◆ **Spatial layout entries**

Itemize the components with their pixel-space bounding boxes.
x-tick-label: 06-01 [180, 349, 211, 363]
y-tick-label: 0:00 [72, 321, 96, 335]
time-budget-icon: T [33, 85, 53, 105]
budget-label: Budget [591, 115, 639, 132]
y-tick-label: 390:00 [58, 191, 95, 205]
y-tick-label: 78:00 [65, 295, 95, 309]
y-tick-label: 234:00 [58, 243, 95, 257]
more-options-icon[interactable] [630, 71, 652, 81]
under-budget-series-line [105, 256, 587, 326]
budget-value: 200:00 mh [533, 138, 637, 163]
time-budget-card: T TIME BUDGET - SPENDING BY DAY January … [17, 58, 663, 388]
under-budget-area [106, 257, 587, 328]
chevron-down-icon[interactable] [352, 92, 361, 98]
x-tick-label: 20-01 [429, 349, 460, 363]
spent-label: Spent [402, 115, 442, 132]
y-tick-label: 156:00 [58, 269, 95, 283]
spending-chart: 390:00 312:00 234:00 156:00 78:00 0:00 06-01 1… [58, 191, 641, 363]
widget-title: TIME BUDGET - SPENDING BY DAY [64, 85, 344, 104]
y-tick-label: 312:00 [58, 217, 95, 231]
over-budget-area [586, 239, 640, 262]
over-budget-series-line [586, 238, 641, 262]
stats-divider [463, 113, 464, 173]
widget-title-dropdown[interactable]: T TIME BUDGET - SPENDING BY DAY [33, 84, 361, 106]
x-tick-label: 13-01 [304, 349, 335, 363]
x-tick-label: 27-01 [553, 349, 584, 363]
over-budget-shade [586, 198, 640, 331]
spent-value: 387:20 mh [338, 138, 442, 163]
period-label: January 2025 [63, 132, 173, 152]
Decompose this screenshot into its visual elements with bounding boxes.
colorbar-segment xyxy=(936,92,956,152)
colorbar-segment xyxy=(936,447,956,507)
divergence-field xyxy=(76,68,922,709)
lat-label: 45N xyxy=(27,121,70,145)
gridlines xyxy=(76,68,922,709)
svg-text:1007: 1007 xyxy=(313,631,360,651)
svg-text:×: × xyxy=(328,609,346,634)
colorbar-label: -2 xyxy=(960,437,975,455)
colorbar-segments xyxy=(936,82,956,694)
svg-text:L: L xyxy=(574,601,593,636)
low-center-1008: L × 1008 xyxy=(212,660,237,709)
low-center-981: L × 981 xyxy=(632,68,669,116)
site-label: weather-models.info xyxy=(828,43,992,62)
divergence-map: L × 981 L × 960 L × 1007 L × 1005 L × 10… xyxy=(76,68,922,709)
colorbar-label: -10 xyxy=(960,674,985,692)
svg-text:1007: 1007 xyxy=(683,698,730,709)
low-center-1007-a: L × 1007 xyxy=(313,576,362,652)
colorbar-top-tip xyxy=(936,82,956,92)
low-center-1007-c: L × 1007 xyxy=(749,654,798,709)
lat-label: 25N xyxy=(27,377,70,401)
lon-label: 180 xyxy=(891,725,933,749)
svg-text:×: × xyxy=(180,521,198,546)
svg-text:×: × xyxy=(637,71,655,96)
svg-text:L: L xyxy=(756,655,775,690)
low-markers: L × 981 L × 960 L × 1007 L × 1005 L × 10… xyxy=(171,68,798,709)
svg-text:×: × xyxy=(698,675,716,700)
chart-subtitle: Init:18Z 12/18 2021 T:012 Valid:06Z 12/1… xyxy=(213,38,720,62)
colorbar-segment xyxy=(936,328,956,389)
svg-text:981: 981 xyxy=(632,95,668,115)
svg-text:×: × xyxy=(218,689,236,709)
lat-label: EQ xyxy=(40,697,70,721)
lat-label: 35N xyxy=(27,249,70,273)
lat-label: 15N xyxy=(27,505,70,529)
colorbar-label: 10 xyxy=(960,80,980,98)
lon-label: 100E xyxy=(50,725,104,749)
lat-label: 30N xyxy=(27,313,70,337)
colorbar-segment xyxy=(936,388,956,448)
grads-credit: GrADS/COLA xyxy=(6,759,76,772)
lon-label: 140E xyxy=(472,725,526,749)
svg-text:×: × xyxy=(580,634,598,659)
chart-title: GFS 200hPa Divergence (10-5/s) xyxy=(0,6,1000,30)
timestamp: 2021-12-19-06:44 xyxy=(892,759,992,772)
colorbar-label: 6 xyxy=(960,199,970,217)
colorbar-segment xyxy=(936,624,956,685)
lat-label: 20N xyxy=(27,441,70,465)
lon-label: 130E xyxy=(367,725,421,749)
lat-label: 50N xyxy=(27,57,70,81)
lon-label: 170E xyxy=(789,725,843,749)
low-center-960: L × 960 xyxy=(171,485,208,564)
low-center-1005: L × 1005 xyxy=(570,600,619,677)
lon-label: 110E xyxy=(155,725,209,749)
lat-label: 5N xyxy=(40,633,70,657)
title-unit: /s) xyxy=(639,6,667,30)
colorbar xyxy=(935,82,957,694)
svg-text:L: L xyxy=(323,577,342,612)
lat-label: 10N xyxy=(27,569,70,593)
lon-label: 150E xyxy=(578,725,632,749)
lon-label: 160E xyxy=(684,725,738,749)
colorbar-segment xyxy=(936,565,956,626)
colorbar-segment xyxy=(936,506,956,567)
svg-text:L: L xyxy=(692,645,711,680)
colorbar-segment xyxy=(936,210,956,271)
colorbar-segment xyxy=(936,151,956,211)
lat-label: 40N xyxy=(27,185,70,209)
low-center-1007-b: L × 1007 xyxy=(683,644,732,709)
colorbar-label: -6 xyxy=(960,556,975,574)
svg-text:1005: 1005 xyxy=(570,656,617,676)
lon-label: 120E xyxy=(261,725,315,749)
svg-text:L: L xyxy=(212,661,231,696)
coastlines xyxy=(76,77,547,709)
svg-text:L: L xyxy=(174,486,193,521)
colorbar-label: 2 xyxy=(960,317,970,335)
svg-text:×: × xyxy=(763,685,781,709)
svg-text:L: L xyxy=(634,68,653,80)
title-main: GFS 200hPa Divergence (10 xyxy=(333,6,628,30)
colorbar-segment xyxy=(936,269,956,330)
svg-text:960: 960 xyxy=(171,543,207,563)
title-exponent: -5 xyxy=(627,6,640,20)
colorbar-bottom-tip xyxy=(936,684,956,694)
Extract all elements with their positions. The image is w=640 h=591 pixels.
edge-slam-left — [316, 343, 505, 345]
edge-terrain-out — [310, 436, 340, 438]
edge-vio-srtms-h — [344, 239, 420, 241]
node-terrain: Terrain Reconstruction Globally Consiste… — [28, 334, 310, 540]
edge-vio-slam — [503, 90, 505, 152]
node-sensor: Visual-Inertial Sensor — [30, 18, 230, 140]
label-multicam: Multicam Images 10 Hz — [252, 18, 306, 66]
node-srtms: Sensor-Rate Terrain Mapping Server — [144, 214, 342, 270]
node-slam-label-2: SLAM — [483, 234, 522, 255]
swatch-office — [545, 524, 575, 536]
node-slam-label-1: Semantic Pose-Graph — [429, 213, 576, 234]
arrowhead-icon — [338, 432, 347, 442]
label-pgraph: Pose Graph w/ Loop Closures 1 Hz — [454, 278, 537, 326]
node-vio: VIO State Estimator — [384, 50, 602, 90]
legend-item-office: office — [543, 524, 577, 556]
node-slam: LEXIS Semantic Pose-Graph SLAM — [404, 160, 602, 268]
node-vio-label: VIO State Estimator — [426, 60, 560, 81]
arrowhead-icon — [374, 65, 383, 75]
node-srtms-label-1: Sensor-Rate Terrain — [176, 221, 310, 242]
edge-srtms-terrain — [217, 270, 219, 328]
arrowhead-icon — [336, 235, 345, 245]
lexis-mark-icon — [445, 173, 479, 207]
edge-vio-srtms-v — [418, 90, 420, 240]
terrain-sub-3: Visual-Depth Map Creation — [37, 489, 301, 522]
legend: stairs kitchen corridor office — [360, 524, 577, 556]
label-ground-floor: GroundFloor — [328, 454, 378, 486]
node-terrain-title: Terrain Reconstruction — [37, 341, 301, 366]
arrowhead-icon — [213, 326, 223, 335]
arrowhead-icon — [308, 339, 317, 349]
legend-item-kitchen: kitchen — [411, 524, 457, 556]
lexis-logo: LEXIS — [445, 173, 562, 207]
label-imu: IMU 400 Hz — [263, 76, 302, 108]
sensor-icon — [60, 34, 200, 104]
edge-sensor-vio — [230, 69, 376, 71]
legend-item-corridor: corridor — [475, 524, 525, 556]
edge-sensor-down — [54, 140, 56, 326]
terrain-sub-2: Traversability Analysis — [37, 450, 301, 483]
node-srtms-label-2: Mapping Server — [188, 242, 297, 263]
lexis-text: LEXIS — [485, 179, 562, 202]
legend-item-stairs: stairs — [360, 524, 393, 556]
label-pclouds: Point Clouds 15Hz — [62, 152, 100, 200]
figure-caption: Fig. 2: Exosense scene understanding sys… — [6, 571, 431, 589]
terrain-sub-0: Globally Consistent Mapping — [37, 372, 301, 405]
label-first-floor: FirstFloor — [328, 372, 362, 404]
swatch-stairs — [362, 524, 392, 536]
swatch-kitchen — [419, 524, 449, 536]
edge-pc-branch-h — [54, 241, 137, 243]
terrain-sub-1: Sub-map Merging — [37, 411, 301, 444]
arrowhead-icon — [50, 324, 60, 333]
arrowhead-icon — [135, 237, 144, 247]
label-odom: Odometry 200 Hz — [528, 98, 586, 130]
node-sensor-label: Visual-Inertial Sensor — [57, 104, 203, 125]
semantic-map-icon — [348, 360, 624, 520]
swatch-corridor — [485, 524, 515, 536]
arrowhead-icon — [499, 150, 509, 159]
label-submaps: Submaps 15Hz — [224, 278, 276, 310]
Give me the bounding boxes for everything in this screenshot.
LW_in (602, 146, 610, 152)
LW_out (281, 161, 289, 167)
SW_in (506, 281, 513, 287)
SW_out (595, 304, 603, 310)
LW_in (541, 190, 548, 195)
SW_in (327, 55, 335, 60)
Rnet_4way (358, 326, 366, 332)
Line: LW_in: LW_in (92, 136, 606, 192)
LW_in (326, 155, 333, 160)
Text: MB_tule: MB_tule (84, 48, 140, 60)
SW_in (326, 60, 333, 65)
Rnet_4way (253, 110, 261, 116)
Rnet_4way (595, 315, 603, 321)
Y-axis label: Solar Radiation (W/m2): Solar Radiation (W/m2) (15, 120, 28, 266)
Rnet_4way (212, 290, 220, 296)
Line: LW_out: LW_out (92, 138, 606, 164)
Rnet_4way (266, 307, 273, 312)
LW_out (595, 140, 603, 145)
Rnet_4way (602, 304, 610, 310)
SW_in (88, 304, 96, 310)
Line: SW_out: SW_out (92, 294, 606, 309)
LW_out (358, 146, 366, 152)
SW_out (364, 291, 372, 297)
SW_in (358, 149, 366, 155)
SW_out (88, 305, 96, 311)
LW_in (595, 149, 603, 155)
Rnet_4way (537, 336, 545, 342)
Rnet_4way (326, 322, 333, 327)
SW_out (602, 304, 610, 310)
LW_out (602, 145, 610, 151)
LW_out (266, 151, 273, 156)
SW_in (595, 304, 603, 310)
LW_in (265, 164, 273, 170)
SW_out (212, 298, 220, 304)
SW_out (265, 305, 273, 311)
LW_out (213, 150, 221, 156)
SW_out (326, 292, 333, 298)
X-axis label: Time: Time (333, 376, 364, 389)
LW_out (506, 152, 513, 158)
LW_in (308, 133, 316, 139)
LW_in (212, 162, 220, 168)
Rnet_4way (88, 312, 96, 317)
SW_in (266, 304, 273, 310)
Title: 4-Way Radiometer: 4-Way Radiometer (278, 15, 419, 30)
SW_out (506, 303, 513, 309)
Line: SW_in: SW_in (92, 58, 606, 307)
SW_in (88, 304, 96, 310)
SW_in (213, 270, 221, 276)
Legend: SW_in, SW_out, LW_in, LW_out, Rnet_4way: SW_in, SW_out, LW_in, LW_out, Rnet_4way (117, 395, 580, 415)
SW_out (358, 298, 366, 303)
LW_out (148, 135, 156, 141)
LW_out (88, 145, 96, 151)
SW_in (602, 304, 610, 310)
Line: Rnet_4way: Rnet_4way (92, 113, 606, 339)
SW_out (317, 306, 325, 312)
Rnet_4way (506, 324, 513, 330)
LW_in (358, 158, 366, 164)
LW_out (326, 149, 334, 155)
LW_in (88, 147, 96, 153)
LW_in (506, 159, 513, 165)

◆ **Your objective**
Reproduce the lines from the first one up to and including the line with "x-tick-label: 20-01 [429, 349, 460, 363]", switching "y-tick-label" to "y-axis-tick" and leaving everything else unchanged.

◆ **Written answer**
Itemize the components with their pixel-space bounding boxes.
x-tick-label: 06-01 [180, 349, 211, 363]
y-axis-tick: 0:00 [72, 321, 96, 335]
time-budget-icon: T [33, 85, 53, 105]
budget-label: Budget [591, 115, 639, 132]
y-axis-tick: 390:00 [58, 191, 95, 205]
y-axis-tick: 78:00 [65, 295, 95, 309]
y-axis-tick: 234:00 [58, 243, 95, 257]
more-options-icon[interactable] [630, 71, 652, 81]
under-budget-series-line [105, 256, 587, 326]
budget-value: 200:00 mh [533, 138, 637, 163]
time-budget-card: T TIME BUDGET - SPENDING BY DAY January … [17, 58, 663, 388]
under-budget-area [106, 257, 587, 328]
chevron-down-icon[interactable] [352, 92, 361, 98]
x-tick-label: 20-01 [429, 349, 460, 363]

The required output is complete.